### Records that describe figures
# # #

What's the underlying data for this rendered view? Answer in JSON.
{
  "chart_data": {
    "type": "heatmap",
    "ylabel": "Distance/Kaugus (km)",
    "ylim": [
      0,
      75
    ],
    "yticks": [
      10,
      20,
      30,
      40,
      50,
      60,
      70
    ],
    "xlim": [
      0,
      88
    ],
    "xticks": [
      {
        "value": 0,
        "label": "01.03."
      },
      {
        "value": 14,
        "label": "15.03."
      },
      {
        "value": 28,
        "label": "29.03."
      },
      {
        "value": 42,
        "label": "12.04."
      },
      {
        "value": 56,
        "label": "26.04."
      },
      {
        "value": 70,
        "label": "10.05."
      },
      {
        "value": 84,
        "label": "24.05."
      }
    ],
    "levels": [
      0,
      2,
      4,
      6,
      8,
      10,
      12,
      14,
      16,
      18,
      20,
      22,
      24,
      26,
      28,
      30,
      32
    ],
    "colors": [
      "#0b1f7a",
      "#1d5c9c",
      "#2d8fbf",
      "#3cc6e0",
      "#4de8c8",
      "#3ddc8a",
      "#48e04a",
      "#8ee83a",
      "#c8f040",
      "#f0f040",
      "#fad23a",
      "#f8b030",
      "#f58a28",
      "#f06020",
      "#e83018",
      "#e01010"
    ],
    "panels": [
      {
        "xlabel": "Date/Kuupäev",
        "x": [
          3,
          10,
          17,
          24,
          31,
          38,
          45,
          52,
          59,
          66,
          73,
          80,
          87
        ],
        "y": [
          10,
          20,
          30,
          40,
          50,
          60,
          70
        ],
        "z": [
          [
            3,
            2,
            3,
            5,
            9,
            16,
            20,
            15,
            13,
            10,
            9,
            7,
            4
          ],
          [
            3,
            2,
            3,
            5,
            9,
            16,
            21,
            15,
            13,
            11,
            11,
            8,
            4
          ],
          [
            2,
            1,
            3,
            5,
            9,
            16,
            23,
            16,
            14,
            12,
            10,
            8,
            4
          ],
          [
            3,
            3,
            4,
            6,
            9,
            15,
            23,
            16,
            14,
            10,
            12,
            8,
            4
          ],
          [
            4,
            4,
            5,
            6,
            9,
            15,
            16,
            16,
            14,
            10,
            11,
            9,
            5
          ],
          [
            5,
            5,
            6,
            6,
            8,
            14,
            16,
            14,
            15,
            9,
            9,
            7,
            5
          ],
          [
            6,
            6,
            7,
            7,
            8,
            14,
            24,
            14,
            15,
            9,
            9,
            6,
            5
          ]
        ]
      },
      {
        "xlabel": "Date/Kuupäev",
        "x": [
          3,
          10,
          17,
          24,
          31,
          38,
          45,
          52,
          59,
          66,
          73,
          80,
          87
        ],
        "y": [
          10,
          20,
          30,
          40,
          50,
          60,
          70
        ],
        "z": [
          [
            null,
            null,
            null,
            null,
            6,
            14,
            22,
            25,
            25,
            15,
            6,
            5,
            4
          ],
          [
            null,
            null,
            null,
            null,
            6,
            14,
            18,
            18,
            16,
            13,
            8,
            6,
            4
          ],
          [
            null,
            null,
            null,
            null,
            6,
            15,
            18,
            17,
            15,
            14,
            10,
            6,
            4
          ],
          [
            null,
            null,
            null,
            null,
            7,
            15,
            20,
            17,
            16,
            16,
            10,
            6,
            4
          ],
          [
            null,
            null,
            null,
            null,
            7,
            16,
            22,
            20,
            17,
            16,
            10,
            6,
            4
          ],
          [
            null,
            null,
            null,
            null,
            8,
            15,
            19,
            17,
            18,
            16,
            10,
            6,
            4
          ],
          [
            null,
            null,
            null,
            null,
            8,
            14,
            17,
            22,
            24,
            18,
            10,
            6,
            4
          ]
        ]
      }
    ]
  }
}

# # #

### WHAT THE TASK ASKS
Reply with one number only, the count of lines above that hold the string "value".

### RESULT OF THE TASK
7